[Figure collection entries]
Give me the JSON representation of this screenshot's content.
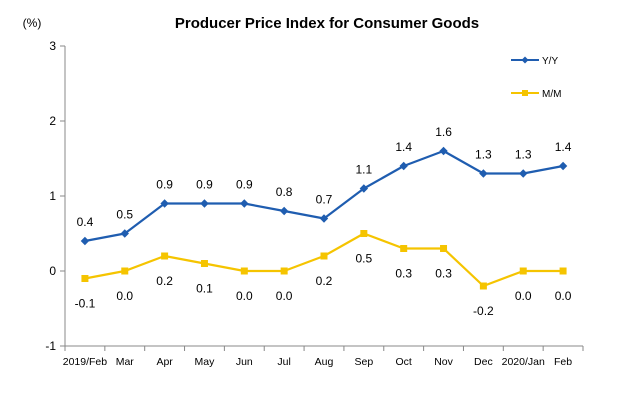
{
  "chart_data": {
    "type": "line",
    "title": "Producer Price Index for Consumer Goods",
    "ylabel": "(%)",
    "xlabel": "",
    "categories": [
      "2019/Feb",
      "Mar",
      "Apr",
      "May",
      "Jun",
      "Jul",
      "Aug",
      "Sep",
      "Oct",
      "Nov",
      "Dec",
      "2020/Jan",
      "Feb"
    ],
    "ylim": [
      -1,
      3
    ],
    "yticks": [
      "-1",
      "0",
      "1",
      "2",
      "3"
    ],
    "grid": false,
    "legend_position": "right",
    "series": [
      {
        "name": "Y/Y",
        "color": "#1F5DB0",
        "marker": "diamond",
        "values": [
          0.4,
          0.5,
          0.9,
          0.9,
          0.9,
          0.8,
          0.7,
          1.1,
          1.4,
          1.6,
          1.3,
          1.3,
          1.4
        ],
        "labels": [
          "0.4",
          "0.5",
          "0.9",
          "0.9",
          "0.9",
          "0.8",
          "0.7",
          "1.1",
          "1.4",
          "1.6",
          "1.3",
          "1.3",
          "1.4"
        ]
      },
      {
        "name": "M/M",
        "color": "#F5C400",
        "marker": "square",
        "values": [
          -0.1,
          0.0,
          0.2,
          0.1,
          0.0,
          0.0,
          0.2,
          0.5,
          0.3,
          0.3,
          -0.2,
          0.0,
          0.0
        ],
        "labels": [
          "-0.1",
          "0.0",
          "0.2",
          "0.1",
          "0.0",
          "0.0",
          "0.2",
          "0.5",
          "0.3",
          "0.3",
          "-0.2",
          "0.0",
          "0.0"
        ]
      }
    ]
  }
}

WORK INSTRUCTIONS:
Reproduce each entry precisely, dropping only the pictures.

RESULT FOR THIS TASK:
Give me the JSON representation of this screenshot's content.
{
  "chart_data": {
    "type": "line",
    "title": "Producer Price Index for Consumer Goods",
    "ylabel": "(%)",
    "xlabel": "",
    "categories": [
      "2019/Feb",
      "Mar",
      "Apr",
      "May",
      "Jun",
      "Jul",
      "Aug",
      "Sep",
      "Oct",
      "Nov",
      "Dec",
      "2020/Jan",
      "Feb"
    ],
    "ylim": [
      -1,
      3
    ],
    "yticks": [
      "-1",
      "0",
      "1",
      "2",
      "3"
    ],
    "grid": false,
    "legend_position": "right",
    "series": [
      {
        "name": "Y/Y",
        "color": "#1F5DB0",
        "marker": "diamond",
        "values": [
          0.4,
          0.5,
          0.9,
          0.9,
          0.9,
          0.8,
          0.7,
          1.1,
          1.4,
          1.6,
          1.3,
          1.3,
          1.4
        ],
        "labels": [
          "0.4",
          "0.5",
          "0.9",
          "0.9",
          "0.9",
          "0.8",
          "0.7",
          "1.1",
          "1.4",
          "1.6",
          "1.3",
          "1.3",
          "1.4"
        ]
      },
      {
        "name": "M/M",
        "color": "#F5C400",
        "marker": "square",
        "values": [
          -0.1,
          0.0,
          0.2,
          0.1,
          0.0,
          0.0,
          0.2,
          0.5,
          0.3,
          0.3,
          -0.2,
          0.0,
          0.0
        ],
        "labels": [
          "-0.1",
          "0.0",
          "0.2",
          "0.1",
          "0.0",
          "0.0",
          "0.2",
          "0.5",
          "0.3",
          "0.3",
          "-0.2",
          "0.0",
          "0.0"
        ]
      }
    ]
  }
}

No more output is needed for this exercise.